**Required work**
Write the full listing out again, word for word, but omit the pictures.

**Entries provided**
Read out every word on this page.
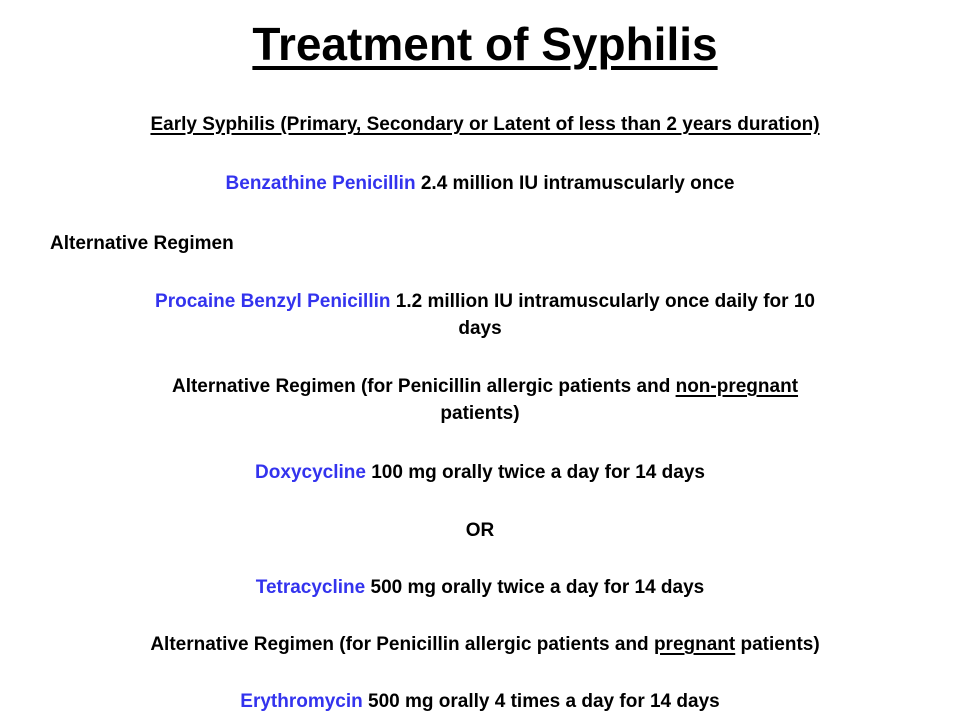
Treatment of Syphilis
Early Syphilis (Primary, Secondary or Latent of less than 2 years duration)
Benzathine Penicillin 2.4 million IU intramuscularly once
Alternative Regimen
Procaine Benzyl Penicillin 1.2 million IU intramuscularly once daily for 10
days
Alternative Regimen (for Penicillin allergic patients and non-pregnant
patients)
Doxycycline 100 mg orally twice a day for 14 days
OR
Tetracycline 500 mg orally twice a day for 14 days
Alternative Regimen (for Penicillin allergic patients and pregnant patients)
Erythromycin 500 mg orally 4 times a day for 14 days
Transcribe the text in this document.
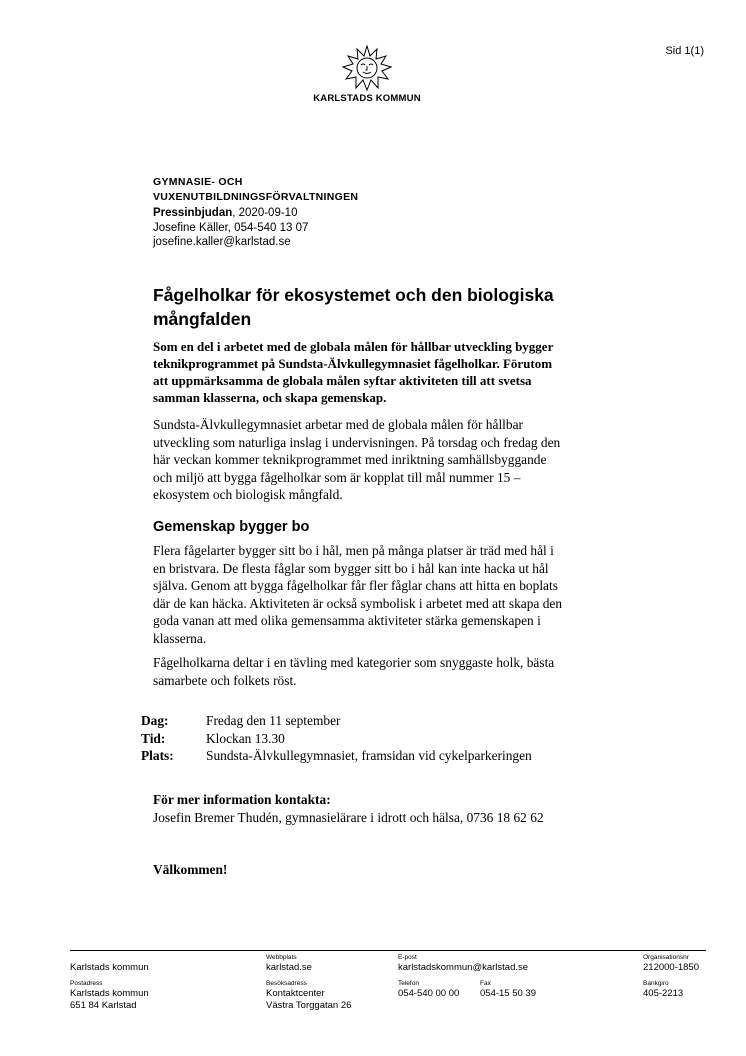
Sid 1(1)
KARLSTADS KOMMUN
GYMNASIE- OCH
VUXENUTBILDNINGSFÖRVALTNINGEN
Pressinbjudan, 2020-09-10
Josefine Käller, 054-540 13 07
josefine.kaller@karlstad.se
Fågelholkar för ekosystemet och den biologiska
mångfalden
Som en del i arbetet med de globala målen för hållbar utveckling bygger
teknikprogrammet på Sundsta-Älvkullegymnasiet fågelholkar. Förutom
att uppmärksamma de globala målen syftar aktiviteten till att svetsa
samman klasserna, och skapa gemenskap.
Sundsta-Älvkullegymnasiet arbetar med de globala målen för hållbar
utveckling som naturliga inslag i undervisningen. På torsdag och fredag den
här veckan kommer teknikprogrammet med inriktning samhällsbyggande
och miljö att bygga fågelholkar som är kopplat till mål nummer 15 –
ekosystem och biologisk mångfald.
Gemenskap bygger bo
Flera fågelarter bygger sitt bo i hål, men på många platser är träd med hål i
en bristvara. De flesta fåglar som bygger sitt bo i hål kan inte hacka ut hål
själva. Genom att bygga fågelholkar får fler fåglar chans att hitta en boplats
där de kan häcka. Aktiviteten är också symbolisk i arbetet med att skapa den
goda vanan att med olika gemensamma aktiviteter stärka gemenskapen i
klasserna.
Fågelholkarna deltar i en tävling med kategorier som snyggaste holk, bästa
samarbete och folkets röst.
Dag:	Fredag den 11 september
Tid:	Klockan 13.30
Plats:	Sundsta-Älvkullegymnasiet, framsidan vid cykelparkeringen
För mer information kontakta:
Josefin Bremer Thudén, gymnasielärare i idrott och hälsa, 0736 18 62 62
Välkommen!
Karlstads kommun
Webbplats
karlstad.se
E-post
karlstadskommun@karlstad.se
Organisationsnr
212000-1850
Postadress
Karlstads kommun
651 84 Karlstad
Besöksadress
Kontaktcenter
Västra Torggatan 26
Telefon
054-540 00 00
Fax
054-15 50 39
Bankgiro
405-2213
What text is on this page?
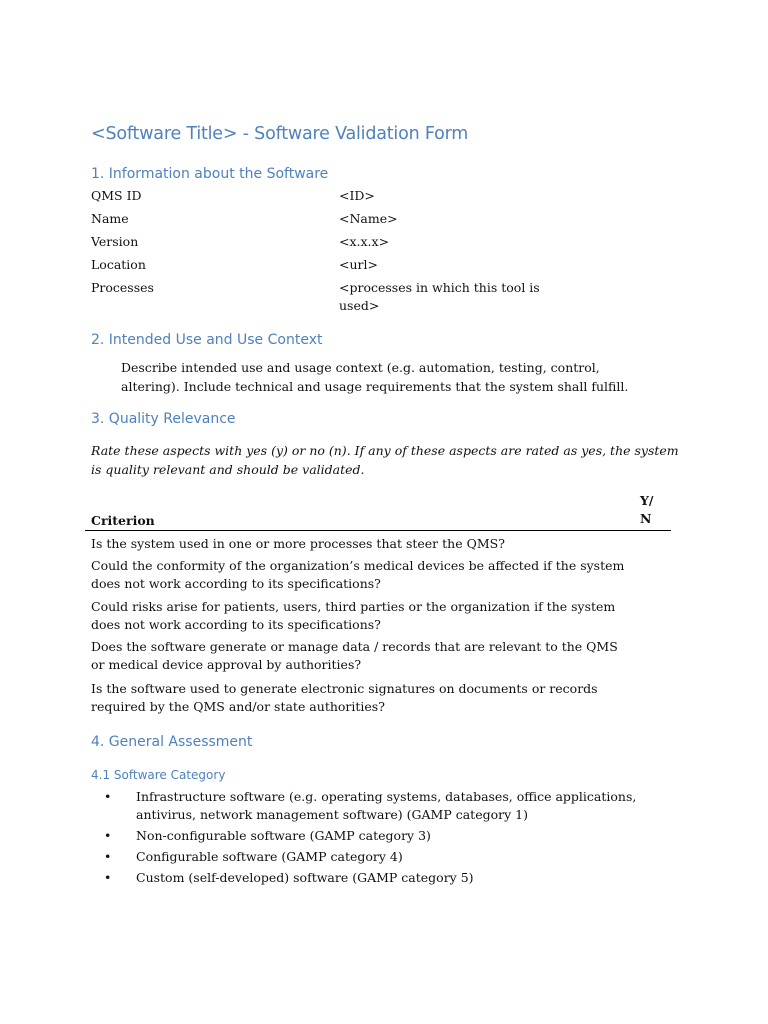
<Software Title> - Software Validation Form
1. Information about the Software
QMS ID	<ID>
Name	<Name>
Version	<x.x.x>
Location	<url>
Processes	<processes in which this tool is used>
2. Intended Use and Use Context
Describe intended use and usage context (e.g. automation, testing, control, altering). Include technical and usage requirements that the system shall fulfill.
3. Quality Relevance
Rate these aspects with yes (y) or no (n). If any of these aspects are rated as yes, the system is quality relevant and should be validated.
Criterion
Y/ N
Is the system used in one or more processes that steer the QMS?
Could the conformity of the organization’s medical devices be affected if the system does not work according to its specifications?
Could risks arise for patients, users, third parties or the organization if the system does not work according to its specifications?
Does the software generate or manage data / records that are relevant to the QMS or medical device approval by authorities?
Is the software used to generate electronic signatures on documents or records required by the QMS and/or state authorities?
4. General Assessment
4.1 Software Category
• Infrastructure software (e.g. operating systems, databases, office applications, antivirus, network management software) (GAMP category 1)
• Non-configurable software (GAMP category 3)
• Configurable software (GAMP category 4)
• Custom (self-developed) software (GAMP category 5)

**Exercise response**
Read out every word on this page.
Treatment of Syphilis
Early Syphilis (Primary, Secondary or Latent of less than 2 years duration)
Benzathine Penicillin 2.4 million IU intramuscularly once
Alternative Regimen
Procaine Benzyl Penicillin 1.2 million IU intramuscularly once daily for 10
days
Alternative Regimen (for Penicillin allergic patients and non-pregnant
patients)
Doxycycline 100 mg orally twice a day for 14 days
OR
Tetracycline 500 mg orally twice a day for 14 days
Alternative Regimen (for Penicillin allergic patients and pregnant patients)
Erythromycin 500 mg orally 4 times a day for 14 days
Transcribe the text in this document.
Sid 1(1)
KARLSTADS KOMMUN
GYMNASIE- OCH
VUXENUTBILDNINGSFÖRVALTNINGEN
Pressinbjudan, 2020-09-10
Josefine Käller, 054-540 13 07
josefine.kaller@karlstad.se
Fågelholkar för ekosystemet och den biologiska
mångfalden
Som en del i arbetet med de globala målen för hållbar utveckling bygger
teknikprogrammet på Sundsta-Älvkullegymnasiet fågelholkar. Förutom
att uppmärksamma de globala målen syftar aktiviteten till att svetsa
samman klasserna, och skapa gemenskap.
Sundsta-Älvkullegymnasiet arbetar med de globala målen för hållbar
utveckling som naturliga inslag i undervisningen. På torsdag och fredag den
här veckan kommer teknikprogrammet med inriktning samhällsbyggande
och miljö att bygga fågelholkar som är kopplat till mål nummer 15 –
ekosystem och biologisk mångfald.
Gemenskap bygger bo
Flera fågelarter bygger sitt bo i hål, men på många platser är träd med hål i
en bristvara. De flesta fåglar som bygger sitt bo i hål kan inte hacka ut hål
själva. Genom att bygga fågelholkar får fler fåglar chans att hitta en boplats
där de kan häcka. Aktiviteten är också symbolisk i arbetet med att skapa den
goda vanan att med olika gemensamma aktiviteter stärka gemenskapen i
klasserna.
Fågelholkarna deltar i en tävling med kategorier som snyggaste holk, bästa
samarbete och folkets röst.
Dag:	Fredag den 11 september
Tid:	Klockan 13.30
Plats:	Sundsta-Älvkullegymnasiet, framsidan vid cykelparkeringen
För mer information kontakta:
Josefin Bremer Thudén, gymnasielärare i idrott och hälsa, 0736 18 62 62
Välkommen!
Karlstads kommun
Webbplats
karlstad.se
E-post
karlstadskommun@karlstad.se
Organisationsnr
212000-1850
Postadress
Karlstads kommun
651 84 Karlstad
Besöksadress
Kontaktcenter
Västra Torggatan 26
Telefon
054-540 00 00
Fax
054-15 50 39
Bankgiro
405-2213
What text is on this page?
<Software Title> - Software Validation Form
1. Information about the Software
QMS ID	<ID>
Name	<Name>
Version	<x.x.x>
Location	<url>
Processes	<processes in which this tool is used>
2. Intended Use and Use Context
Describe intended use and usage context (e.g. automation, testing, control, altering). Include technical and usage requirements that the system shall fulfill.
3. Quality Relevance
Rate these aspects with yes (y) or no (n). If any of these aspects are rated as yes, the system is quality relevant and should be validated.
Criterion
Y/ N
Is the system used in one or more processes that steer the QMS?
Could the conformity of the organization’s medical devices be affected if the system does not work according to its specifications?
Could risks arise for patients, users, third parties or the organization if the system does not work according to its specifications?
Does the software generate or manage data / records that are relevant to the QMS or medical device approval by authorities?
Is the software used to generate electronic signatures on documents or records required by the QMS and/or state authorities?
4. General Assessment
4.1 Software Category
• Infrastructure software (e.g. operating systems, databases, office applications, antivirus, network management software) (GAMP category 1)
• Non-configurable software (GAMP category 3)
• Configurable software (GAMP category 4)
• Custom (self-developed) software (GAMP category 5)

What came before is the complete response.